-- What is asked --
Write out each of the items below exactly as it appears, line for line.

-- Stored records --
※ ※ ※
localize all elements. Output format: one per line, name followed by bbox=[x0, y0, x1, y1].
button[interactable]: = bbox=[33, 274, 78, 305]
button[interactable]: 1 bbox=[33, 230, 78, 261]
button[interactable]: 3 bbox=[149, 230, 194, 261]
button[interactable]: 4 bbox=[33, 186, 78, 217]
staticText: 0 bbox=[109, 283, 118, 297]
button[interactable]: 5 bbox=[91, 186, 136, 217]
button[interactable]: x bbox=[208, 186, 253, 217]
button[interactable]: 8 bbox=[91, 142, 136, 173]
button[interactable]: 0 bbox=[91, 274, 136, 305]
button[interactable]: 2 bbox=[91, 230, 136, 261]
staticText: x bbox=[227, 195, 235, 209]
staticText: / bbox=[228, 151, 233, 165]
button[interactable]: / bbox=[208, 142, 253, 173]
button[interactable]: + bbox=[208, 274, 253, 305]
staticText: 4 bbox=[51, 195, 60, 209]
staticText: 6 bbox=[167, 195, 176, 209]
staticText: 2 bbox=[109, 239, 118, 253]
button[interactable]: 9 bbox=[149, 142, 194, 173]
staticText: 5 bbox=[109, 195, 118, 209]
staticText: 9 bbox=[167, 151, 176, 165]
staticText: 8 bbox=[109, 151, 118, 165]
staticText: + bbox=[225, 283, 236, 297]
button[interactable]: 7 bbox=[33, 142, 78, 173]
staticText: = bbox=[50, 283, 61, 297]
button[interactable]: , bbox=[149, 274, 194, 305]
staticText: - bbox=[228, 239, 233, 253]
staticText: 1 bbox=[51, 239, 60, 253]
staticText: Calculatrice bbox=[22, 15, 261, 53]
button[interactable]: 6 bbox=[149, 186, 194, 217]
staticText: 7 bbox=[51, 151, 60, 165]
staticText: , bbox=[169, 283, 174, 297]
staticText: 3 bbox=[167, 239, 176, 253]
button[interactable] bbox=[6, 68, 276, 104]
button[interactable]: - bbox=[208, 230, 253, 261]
※ ※ ※
-- The result --
localize all elements. Output format: one per line, name followed by bbox=[x0, y0, x1, y1].
button[interactable]: = bbox=[33, 274, 78, 305]
button[interactable]: 1 bbox=[33, 230, 78, 261]
button[interactable]: 3 bbox=[149, 230, 194, 261]
button[interactable]: 4 bbox=[33, 186, 78, 217]
staticText: 0 bbox=[109, 283, 118, 297]
button[interactable]: 5 bbox=[91, 186, 136, 217]
button[interactable]: x bbox=[208, 186, 253, 217]
button[interactable]: 8 bbox=[91, 142, 136, 173]
button[interactable]: 0 bbox=[91, 274, 136, 305]
button[interactable]: 2 bbox=[91, 230, 136, 261]
staticText: x bbox=[227, 195, 235, 209]
staticText: / bbox=[228, 151, 233, 165]
button[interactable]: / bbox=[208, 142, 253, 173]
button[interactable]: + bbox=[208, 274, 253, 305]
staticText: 4 bbox=[51, 195, 60, 209]
staticText: 6 bbox=[167, 195, 176, 209]
staticText: 2 bbox=[109, 239, 118, 253]
button[interactable]: 9 bbox=[149, 142, 194, 173]
staticText: 5 bbox=[109, 195, 118, 209]
staticText: 9 bbox=[167, 151, 176, 165]
staticText: 8 bbox=[109, 151, 118, 165]
staticText: + bbox=[225, 283, 236, 297]
button[interactable]: 7 bbox=[33, 142, 78, 173]
staticText: = bbox=[50, 283, 61, 297]
button[interactable]: , bbox=[149, 274, 194, 305]
staticText: - bbox=[228, 239, 233, 253]
staticText: 1 bbox=[51, 239, 60, 253]
staticText: Calculatrice bbox=[22, 15, 261, 53]
button[interactable]: 6 bbox=[149, 186, 194, 217]
staticText: 7 bbox=[51, 151, 60, 165]
staticText: , bbox=[169, 283, 174, 297]
staticText: 3 bbox=[167, 239, 176, 253]
button[interactable] bbox=[6, 68, 276, 104]
button[interactable]: - bbox=[208, 230, 253, 261]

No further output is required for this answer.